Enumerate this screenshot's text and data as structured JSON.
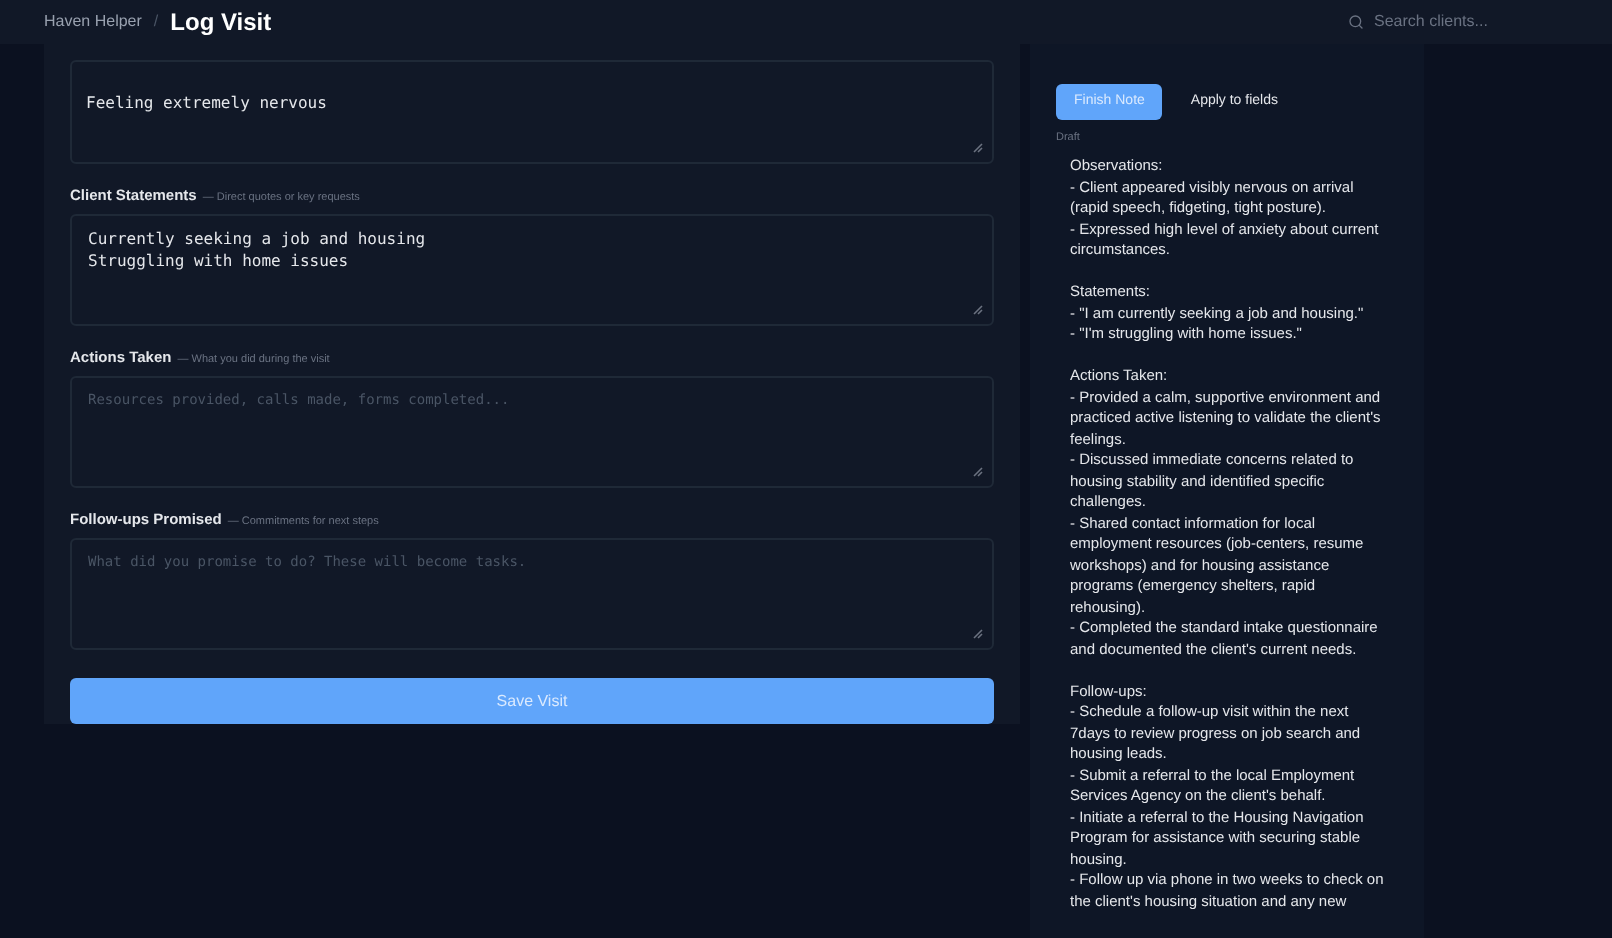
{
  "header": {
    "app": "Haven Helper",
    "separator": "/",
    "title": "Log Visit",
    "search": {
      "placeholder": "Search clients..."
    }
  },
  "form": {
    "observation": {
      "value": "Feeling extremely nervous"
    },
    "fields": [
      {
        "label": "Client Statements",
        "hint": "— Direct quotes or key requests",
        "value": "Currently seeking a job and housing\nStruggling with home issues"
      },
      {
        "label": "Actions Taken",
        "hint": "— What you did during the visit",
        "placeholder": "Resources provided, calls made, forms completed..."
      },
      {
        "label": "Follow-ups Promised",
        "hint": "— Commitments for next steps",
        "placeholder": "What did you promise to do? These will become tasks."
      }
    ],
    "save_button": "Save Visit"
  },
  "note_panel": {
    "actions": [
      {
        "label": "Finish Note",
        "selected": true
      },
      {
        "label": "Apply to fields",
        "selected": false
      }
    ],
    "status": "Draft",
    "sections": [
      {
        "heading": "Observations:",
        "lines": [
          "- Client appeared visibly nervous on arrival (rapid speech, fidgeting, tight posture).",
          "- Expressed high level of anxiety about current circumstances."
        ]
      },
      {
        "heading": "Statements:",
        "lines": [
          "- \"I am currently seeking a job and housing.\"",
          "- \"I'm struggling with home issues.\""
        ]
      },
      {
        "heading": "Actions Taken:",
        "lines": [
          "- Provided a calm, supportive environment and practiced active listening to validate the client's feelings.",
          "- Discussed immediate concerns related to housing stability and identified specific challenges.",
          "- Shared contact information for local employment resources (job-centers, resume workshops) and for housing assistance programs (emergency shelters, rapid rehousing).",
          "- Completed the standard intake questionnaire and documented the client's current needs."
        ]
      },
      {
        "heading": "Follow-ups:",
        "lines": [
          "- Schedule a follow-up visit within the next 7days to review progress on job search and housing leads.",
          "- Submit a referral to the local Employment Services Agency on the client's behalf.",
          "- Initiate a referral to the Housing Navigation Program for assistance with securing stable housing.",
          "- Follow up via phone in two weeks to check on the client's housing situation and any new"
        ]
      }
    ]
  }
}
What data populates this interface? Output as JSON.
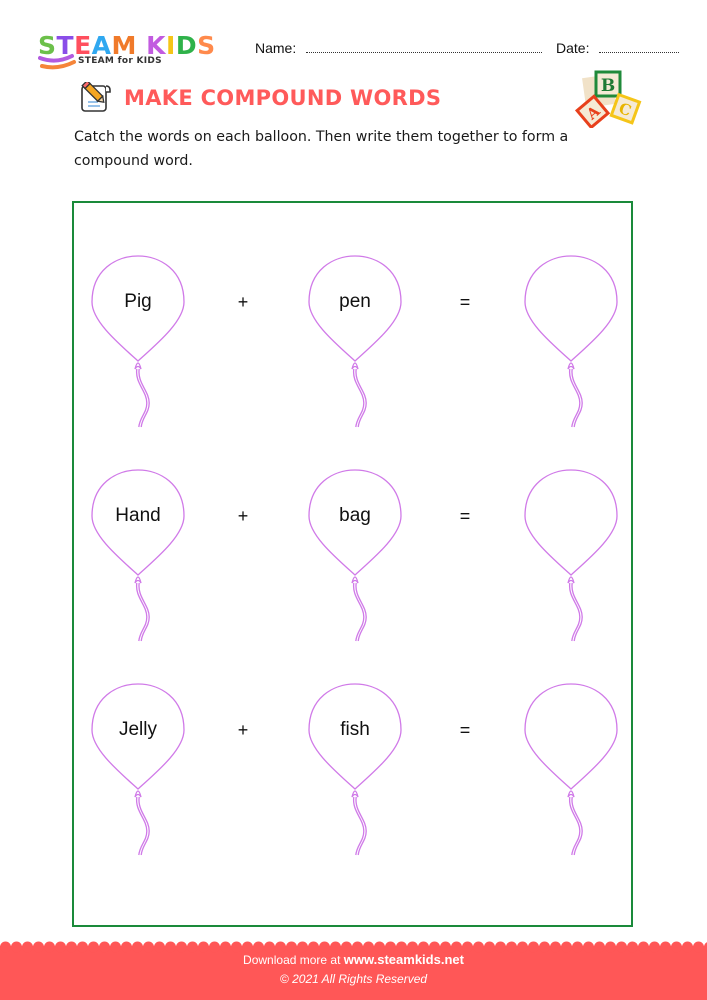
{
  "header": {
    "logo": {
      "letters": [
        {
          "char": "S",
          "color": "#6cc04a"
        },
        {
          "char": "T",
          "color": "#8a4de8"
        },
        {
          "char": "E",
          "color": "#ff4f5e"
        },
        {
          "char": "A",
          "color": "#2fa8f0"
        },
        {
          "char": "M",
          "color": "#f07a2a"
        },
        {
          "char": " ",
          "color": "#ffffff"
        },
        {
          "char": "K",
          "color": "#c25be0"
        },
        {
          "char": "I",
          "color": "#f5c518"
        },
        {
          "char": "D",
          "color": "#2fb24a"
        },
        {
          "char": "S",
          "color": "#ff8a4c"
        }
      ],
      "tagline": "STEAM for KIDS"
    },
    "name_label": "Name:",
    "date_label": "Date:"
  },
  "worksheet": {
    "title": "MAKE COMPOUND WORDS",
    "title_color": "#ff5a5a",
    "title_icon": "pencil-paper-icon",
    "decoration_icon": "abc-blocks-icon",
    "blocks": [
      "B",
      "A",
      "C"
    ],
    "instructions": "Catch the words on each balloon. Then write them together to form a compound word.",
    "plus_symbol": "+",
    "equals_symbol": "=",
    "rows": [
      {
        "first": "Pig",
        "second": "pen",
        "answer": ""
      },
      {
        "first": "Hand",
        "second": "bag",
        "answer": ""
      },
      {
        "first": "Jelly",
        "second": "fish",
        "answer": ""
      }
    ],
    "balloon_color": "#d07ae8",
    "frame_color": "#1a8a3a"
  },
  "footer": {
    "download_prefix": "Download more at",
    "website": "www.steamkids.net",
    "copyright": "© 2021 All Rights Reserved",
    "background_color": "#ff5757"
  }
}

**INSTRUCTION**
Print all of the records shown above exactly, leaving out each picture.

**EXERCISE ANSWER**
Enumerate this screenshot's text and data as structured JSON.
{
  "header": {
    "app": "Haven Helper",
    "separator": "/",
    "title": "Log Visit",
    "search": {
      "placeholder": "Search clients..."
    }
  },
  "form": {
    "observation": {
      "value": "Feeling extremely nervous"
    },
    "fields": [
      {
        "label": "Client Statements",
        "hint": "— Direct quotes or key requests",
        "value": "Currently seeking a job and housing\nStruggling with home issues"
      },
      {
        "label": "Actions Taken",
        "hint": "— What you did during the visit",
        "placeholder": "Resources provided, calls made, forms completed..."
      },
      {
        "label": "Follow-ups Promised",
        "hint": "— Commitments for next steps",
        "placeholder": "What did you promise to do? These will become tasks."
      }
    ],
    "save_button": "Save Visit"
  },
  "note_panel": {
    "actions": [
      {
        "label": "Finish Note",
        "selected": true
      },
      {
        "label": "Apply to fields",
        "selected": false
      }
    ],
    "status": "Draft",
    "sections": [
      {
        "heading": "Observations:",
        "lines": [
          "- Client appeared visibly nervous on arrival (rapid speech, fidgeting, tight posture).",
          "- Expressed high level of anxiety about current circumstances."
        ]
      },
      {
        "heading": "Statements:",
        "lines": [
          "- \"I am currently seeking a job and housing.\"",
          "- \"I'm struggling with home issues.\""
        ]
      },
      {
        "heading": "Actions Taken:",
        "lines": [
          "- Provided a calm, supportive environment and practiced active listening to validate the client's feelings.",
          "- Discussed immediate concerns related to housing stability and identified specific challenges.",
          "- Shared contact information for local employment resources (job-centers, resume workshops) and for housing assistance programs (emergency shelters, rapid rehousing).",
          "- Completed the standard intake questionnaire and documented the client's current needs."
        ]
      },
      {
        "heading": "Follow-ups:",
        "lines": [
          "- Schedule a follow-up visit within the next 7days to review progress on job search and housing leads.",
          "- Submit a referral to the local Employment Services Agency on the client's behalf.",
          "- Initiate a referral to the Housing Navigation Program for assistance with securing stable housing.",
          "- Follow up via phone in two weeks to check on the client's housing situation and any new"
        ]
      }
    ]
  }
}
What data populates this interface? Output as JSON.
{
  "header": {
    "logo": {
      "letters": [
        {
          "char": "S",
          "color": "#6cc04a"
        },
        {
          "char": "T",
          "color": "#8a4de8"
        },
        {
          "char": "E",
          "color": "#ff4f5e"
        },
        {
          "char": "A",
          "color": "#2fa8f0"
        },
        {
          "char": "M",
          "color": "#f07a2a"
        },
        {
          "char": " ",
          "color": "#ffffff"
        },
        {
          "char": "K",
          "color": "#c25be0"
        },
        {
          "char": "I",
          "color": "#f5c518"
        },
        {
          "char": "D",
          "color": "#2fb24a"
        },
        {
          "char": "S",
          "color": "#ff8a4c"
        }
      ],
      "tagline": "STEAM for KIDS"
    },
    "name_label": "Name:",
    "date_label": "Date:"
  },
  "worksheet": {
    "title": "MAKE COMPOUND WORDS",
    "title_color": "#ff5a5a",
    "title_icon": "pencil-paper-icon",
    "decoration_icon": "abc-blocks-icon",
    "blocks": [
      "B",
      "A",
      "C"
    ],
    "instructions": "Catch the words on each balloon. Then write them together to form a compound word.",
    "plus_symbol": "+",
    "equals_symbol": "=",
    "rows": [
      {
        "first": "Pig",
        "second": "pen",
        "answer": ""
      },
      {
        "first": "Hand",
        "second": "bag",
        "answer": ""
      },
      {
        "first": "Jelly",
        "second": "fish",
        "answer": ""
      }
    ],
    "balloon_color": "#d07ae8",
    "frame_color": "#1a8a3a"
  },
  "footer": {
    "download_prefix": "Download more at",
    "website": "www.steamkids.net",
    "copyright": "© 2021 All Rights Reserved",
    "background_color": "#ff5757"
  }
}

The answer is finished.